*Exercise objective:* State how many lines of the records contain the string "Corona", and give no other information.
※
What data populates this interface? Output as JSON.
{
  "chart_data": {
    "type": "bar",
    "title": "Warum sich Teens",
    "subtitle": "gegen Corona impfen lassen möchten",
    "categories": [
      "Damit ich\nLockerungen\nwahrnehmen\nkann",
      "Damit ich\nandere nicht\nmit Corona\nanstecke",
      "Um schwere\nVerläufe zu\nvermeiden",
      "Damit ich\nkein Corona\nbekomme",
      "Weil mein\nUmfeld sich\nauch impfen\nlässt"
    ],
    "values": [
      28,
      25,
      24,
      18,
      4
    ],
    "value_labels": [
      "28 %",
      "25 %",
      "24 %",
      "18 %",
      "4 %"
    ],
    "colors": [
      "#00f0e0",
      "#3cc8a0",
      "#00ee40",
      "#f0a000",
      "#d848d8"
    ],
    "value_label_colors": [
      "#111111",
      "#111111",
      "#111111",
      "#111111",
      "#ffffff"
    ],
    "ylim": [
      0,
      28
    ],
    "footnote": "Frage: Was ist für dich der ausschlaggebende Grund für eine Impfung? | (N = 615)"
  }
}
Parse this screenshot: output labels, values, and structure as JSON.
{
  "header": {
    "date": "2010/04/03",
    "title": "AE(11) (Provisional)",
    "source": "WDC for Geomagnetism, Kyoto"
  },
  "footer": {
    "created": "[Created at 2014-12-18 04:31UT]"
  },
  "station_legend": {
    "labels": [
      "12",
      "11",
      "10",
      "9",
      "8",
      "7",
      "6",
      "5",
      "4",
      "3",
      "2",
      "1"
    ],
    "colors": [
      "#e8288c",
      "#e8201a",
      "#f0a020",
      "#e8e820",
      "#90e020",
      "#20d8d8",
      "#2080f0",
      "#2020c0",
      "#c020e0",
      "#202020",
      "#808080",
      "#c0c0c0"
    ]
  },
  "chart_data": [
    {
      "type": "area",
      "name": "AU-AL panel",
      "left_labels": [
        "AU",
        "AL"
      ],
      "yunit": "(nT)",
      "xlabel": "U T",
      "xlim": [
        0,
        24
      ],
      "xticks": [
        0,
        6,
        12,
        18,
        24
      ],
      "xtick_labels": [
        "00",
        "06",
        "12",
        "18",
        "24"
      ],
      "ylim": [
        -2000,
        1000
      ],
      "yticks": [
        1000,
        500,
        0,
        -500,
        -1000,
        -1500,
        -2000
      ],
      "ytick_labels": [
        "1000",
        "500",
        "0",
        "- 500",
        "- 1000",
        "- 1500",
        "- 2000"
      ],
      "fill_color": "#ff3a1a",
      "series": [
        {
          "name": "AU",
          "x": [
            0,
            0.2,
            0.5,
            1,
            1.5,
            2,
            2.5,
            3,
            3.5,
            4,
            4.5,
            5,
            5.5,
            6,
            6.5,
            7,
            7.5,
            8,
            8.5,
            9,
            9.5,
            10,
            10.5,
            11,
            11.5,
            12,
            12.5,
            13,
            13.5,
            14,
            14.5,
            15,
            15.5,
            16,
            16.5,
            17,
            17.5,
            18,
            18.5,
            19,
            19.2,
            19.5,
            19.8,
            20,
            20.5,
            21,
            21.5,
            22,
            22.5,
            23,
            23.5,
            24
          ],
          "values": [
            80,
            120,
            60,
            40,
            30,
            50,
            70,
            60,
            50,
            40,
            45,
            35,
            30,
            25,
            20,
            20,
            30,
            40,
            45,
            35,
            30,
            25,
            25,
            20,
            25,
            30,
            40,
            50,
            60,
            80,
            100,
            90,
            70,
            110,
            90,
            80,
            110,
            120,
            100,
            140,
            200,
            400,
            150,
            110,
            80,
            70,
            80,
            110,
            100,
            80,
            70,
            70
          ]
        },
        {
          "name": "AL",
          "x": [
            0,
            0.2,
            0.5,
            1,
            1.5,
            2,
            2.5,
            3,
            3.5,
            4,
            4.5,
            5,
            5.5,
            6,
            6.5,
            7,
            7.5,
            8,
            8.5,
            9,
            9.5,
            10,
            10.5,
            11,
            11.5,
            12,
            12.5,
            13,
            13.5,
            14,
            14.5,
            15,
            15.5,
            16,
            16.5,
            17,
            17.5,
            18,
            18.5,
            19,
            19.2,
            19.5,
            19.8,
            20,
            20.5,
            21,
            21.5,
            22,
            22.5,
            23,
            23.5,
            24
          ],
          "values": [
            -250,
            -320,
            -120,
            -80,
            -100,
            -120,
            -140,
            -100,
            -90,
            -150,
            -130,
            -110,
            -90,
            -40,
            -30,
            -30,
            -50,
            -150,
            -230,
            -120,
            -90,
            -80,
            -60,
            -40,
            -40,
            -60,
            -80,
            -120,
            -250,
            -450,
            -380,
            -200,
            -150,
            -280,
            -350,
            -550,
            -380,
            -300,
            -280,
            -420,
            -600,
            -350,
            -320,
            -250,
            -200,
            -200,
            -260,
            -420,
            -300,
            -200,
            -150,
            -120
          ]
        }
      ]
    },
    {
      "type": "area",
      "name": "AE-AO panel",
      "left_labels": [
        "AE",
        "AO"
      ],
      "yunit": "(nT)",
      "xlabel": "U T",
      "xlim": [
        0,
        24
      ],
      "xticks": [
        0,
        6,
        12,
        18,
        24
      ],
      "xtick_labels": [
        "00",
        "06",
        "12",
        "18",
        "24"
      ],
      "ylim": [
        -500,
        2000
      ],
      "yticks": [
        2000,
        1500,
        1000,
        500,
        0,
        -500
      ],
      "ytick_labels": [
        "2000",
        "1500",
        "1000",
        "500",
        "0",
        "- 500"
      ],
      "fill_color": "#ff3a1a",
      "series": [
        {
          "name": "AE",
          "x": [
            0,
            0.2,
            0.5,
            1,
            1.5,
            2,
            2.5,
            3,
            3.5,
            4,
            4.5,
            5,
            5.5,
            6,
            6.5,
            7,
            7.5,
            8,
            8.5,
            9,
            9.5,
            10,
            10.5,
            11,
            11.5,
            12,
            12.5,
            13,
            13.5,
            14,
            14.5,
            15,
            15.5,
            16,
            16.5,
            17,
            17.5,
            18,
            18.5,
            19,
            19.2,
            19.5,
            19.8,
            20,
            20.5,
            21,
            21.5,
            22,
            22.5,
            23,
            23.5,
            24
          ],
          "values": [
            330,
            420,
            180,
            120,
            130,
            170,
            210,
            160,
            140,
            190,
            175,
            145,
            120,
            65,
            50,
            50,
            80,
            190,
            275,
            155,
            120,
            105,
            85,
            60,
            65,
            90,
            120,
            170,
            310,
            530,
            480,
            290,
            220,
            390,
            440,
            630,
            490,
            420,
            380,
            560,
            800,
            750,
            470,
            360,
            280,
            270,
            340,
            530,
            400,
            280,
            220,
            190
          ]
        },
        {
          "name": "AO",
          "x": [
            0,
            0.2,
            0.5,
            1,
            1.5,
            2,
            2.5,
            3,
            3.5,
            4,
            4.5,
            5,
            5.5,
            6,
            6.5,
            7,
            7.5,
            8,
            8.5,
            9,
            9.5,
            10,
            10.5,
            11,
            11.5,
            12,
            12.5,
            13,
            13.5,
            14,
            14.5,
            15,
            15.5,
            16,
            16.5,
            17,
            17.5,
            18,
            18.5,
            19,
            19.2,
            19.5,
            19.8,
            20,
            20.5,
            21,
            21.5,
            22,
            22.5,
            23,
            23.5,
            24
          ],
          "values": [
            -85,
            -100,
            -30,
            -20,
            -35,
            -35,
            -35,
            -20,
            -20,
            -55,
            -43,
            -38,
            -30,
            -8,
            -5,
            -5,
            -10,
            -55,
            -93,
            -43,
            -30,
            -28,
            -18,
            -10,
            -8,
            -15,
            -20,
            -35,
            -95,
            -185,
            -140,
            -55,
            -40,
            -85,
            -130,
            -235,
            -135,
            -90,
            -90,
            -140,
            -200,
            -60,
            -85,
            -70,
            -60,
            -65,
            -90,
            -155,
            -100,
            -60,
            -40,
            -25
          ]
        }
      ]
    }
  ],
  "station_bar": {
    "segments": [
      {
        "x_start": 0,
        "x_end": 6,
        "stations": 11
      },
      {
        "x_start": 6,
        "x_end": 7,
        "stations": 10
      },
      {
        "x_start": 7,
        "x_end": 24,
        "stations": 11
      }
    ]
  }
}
※
*Finished task:* 3